§ **INPUT FOR THIS TASK**:
━━━━━━━━

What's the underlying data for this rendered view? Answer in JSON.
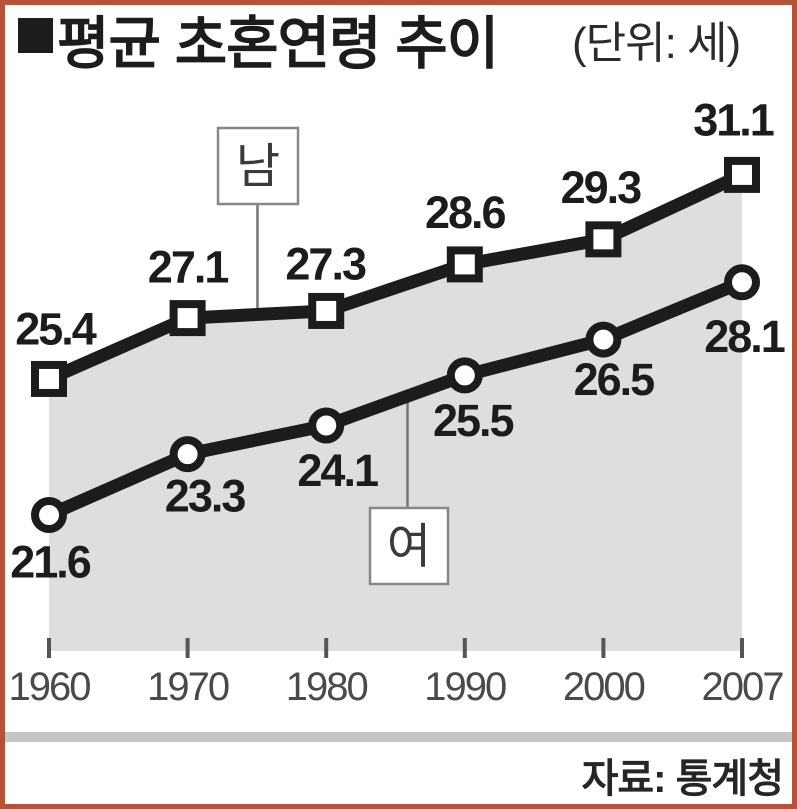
{
  "header": {
    "title": "평균 초혼연령 추이",
    "unit": "(단위: 세)"
  },
  "footer": {
    "source": "자료: 통계청"
  },
  "legend": {
    "male_label": "남",
    "female_label": "여"
  },
  "chart_data": {
    "type": "line",
    "title": "평균 초혼연령 추이",
    "unit_label": "(단위: 세)",
    "source": "자료: 통계청",
    "categories": [
      "1960",
      "1970",
      "1980",
      "1990",
      "2000",
      "2007"
    ],
    "series": [
      {
        "name": "남",
        "marker": "square",
        "values": [
          25.4,
          27.1,
          27.3,
          28.6,
          29.3,
          31.1
        ]
      },
      {
        "name": "여",
        "marker": "circle",
        "values": [
          21.6,
          23.3,
          24.1,
          25.5,
          26.5,
          28.1
        ]
      }
    ],
    "value_label_format": "0.0",
    "legend_position": "inline-callout-boxes",
    "grid": false,
    "area_fill_under_top_series": true,
    "colors": {
      "line": "#1c1c1c",
      "marker_fill": "#ffffff",
      "area_fill": "#dedede",
      "value_label": "#1c1c1c",
      "axis_text": "#4a4a4a",
      "tick": "#555555",
      "separator_bar": "#c5c5c5",
      "frame_border": "#b45339",
      "legend_box_border": "#888888"
    }
  }
}
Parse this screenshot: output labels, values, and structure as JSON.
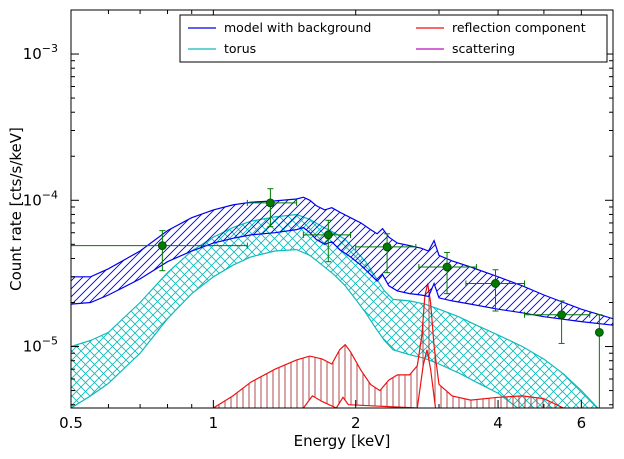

━━━━━━━━

§ **BRIEF**: Write out the records above once more, word for word, with no pictures.

§ **COMPLETE RESPONSE**:
What's the underlying data for this rendered view? Answer in JSON.
{
  "header": {
    "title": "평균 초혼연령 추이",
    "unit": "(단위: 세)"
  },
  "footer": {
    "source": "자료: 통계청"
  },
  "legend": {
    "male_label": "남",
    "female_label": "여"
  },
  "chart_data": {
    "type": "line",
    "title": "평균 초혼연령 추이",
    "unit_label": "(단위: 세)",
    "source": "자료: 통계청",
    "categories": [
      "1960",
      "1970",
      "1980",
      "1990",
      "2000",
      "2007"
    ],
    "series": [
      {
        "name": "남",
        "marker": "square",
        "values": [
          25.4,
          27.1,
          27.3,
          28.6,
          29.3,
          31.1
        ]
      },
      {
        "name": "여",
        "marker": "circle",
        "values": [
          21.6,
          23.3,
          24.1,
          25.5,
          26.5,
          28.1
        ]
      }
    ],
    "value_label_format": "0.0",
    "legend_position": "inline-callout-boxes",
    "grid": false,
    "area_fill_under_top_series": true,
    "colors": {
      "line": "#1c1c1c",
      "marker_fill": "#ffffff",
      "area_fill": "#dedede",
      "value_label": "#1c1c1c",
      "axis_text": "#4a4a4a",
      "tick": "#555555",
      "separator_bar": "#c5c5c5",
      "frame_border": "#b45339",
      "legend_box_border": "#888888"
    }
  }
}
Parse this screenshot: output labels, values, and structure as JSON.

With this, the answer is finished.